#### [PROBLEM DETAILS]
Select, from the material below, each line with "Wilczyn" in it.

§

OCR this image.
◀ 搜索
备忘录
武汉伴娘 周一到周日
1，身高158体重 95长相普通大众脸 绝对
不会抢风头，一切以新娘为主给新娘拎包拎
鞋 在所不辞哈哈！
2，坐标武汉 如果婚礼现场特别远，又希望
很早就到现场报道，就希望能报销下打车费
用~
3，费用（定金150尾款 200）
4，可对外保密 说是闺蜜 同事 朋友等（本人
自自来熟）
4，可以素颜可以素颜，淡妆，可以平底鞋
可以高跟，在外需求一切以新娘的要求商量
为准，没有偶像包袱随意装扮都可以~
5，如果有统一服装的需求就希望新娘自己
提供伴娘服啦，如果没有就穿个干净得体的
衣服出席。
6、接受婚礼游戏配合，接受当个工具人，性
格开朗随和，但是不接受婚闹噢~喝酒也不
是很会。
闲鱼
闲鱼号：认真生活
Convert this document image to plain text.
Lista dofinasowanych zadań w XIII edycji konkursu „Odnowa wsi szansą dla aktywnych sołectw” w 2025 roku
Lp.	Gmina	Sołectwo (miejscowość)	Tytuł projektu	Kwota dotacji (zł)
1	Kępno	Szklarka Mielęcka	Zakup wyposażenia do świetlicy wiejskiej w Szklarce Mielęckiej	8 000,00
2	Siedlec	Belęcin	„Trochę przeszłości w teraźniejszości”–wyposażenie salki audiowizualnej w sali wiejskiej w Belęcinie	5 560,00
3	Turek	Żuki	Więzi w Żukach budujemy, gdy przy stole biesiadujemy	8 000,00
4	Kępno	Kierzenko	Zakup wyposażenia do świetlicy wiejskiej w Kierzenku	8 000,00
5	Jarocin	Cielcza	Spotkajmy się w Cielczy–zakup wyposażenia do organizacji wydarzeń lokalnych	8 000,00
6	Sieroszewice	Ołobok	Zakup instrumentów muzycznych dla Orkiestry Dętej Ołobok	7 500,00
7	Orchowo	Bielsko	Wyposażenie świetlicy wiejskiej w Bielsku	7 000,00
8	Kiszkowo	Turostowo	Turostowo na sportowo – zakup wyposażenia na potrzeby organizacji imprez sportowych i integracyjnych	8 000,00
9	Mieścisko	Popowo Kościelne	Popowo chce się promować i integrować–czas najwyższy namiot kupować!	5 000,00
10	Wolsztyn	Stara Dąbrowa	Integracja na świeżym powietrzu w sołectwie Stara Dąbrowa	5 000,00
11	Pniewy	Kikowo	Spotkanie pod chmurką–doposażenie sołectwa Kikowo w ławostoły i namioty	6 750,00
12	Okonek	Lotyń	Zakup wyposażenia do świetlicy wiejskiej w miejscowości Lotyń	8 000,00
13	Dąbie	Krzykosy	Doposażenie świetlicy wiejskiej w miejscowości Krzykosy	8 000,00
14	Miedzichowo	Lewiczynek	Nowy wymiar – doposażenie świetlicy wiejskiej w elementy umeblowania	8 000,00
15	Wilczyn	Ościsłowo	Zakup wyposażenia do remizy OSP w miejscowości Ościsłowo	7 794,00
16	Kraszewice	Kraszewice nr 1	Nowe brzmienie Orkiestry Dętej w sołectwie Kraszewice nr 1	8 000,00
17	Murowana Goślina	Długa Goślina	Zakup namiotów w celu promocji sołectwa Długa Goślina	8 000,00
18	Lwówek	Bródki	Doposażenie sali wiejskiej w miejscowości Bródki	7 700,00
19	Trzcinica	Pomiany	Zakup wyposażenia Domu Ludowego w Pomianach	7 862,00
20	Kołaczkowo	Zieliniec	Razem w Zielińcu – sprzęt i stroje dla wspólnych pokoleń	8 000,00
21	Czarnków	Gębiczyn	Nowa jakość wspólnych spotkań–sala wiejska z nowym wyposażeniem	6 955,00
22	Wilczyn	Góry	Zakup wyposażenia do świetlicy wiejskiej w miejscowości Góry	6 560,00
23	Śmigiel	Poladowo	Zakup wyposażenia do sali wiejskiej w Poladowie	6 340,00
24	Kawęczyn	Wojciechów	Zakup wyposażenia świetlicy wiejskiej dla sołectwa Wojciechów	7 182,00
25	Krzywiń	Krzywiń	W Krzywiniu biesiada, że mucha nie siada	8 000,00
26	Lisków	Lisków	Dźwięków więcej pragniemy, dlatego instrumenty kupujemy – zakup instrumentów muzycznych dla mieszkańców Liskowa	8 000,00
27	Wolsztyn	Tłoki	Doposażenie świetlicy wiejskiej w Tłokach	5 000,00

§

#### [SOLUTION TO THIS TASK]
15	Wilczyn	Ościsłowo	Zakup wyposażenia do remizy OSP w miejscowości Ościsłowo	7 794,00
22	Wilczyn	Góry	Zakup wyposażenia do świetlicy wiejskiej w miejscowości Góry	6 560,00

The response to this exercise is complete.